◆ WRITTEN PROBLEM ◆
Write out the material exactly, leaving every picture behind.

◆ Stored items ◆
----
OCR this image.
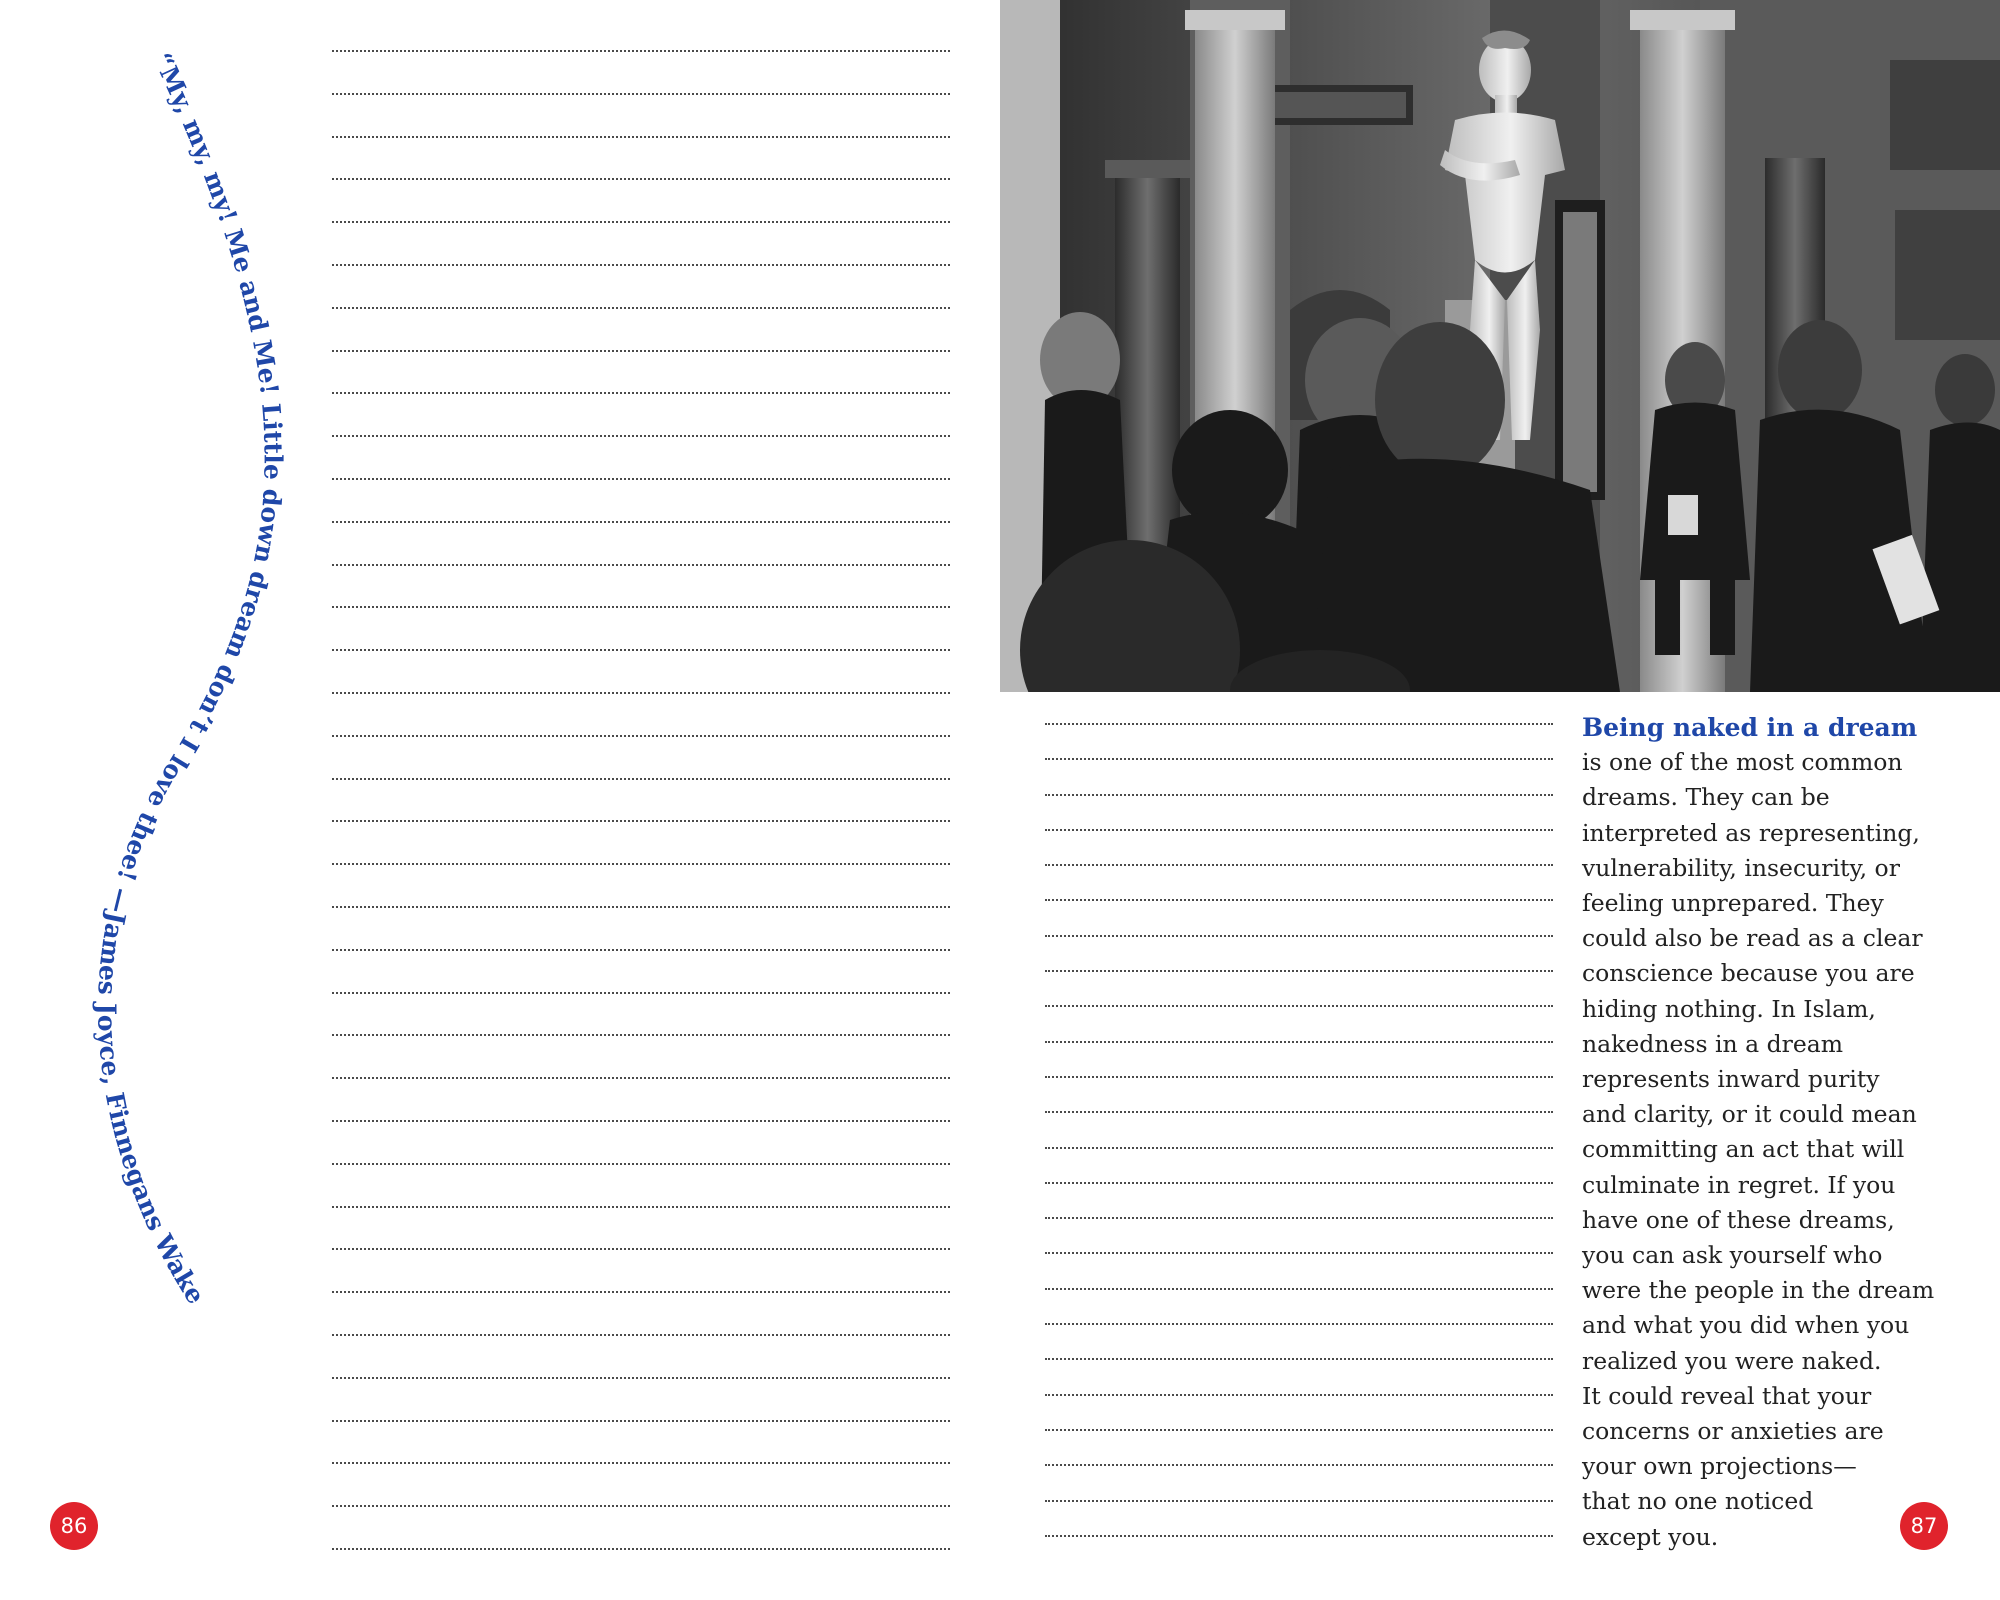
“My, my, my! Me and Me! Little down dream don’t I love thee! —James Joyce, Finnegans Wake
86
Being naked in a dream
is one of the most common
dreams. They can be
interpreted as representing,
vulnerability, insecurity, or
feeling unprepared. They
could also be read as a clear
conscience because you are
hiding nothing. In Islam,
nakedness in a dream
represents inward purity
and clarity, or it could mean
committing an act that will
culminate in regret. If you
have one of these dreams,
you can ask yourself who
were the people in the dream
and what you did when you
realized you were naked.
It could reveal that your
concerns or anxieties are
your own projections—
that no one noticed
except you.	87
----
◆ RESPONSE TO THE TASK ◆
OCR this image.
“My, my, my! Me and Me! Little down dream don’t I love thee! —James Joyce, Finnegans Wake
86
Being naked in a dream
is one of the most common
dreams. They can be
interpreted as representing,
vulnerability, insecurity, or
feeling unprepared. They
could also be read as a clear
conscience because you are
hiding nothing. In Islam,
nakedness in a dream
represents inward purity
and clarity, or it could mean
committing an act that will
culminate in regret. If you
have one of these dreams,
you can ask yourself who
were the people in the dream
and what you did when you
realized you were naked.
It could reveal that your
concerns or anxieties are
your own projections—
that no one noticed
except you.	87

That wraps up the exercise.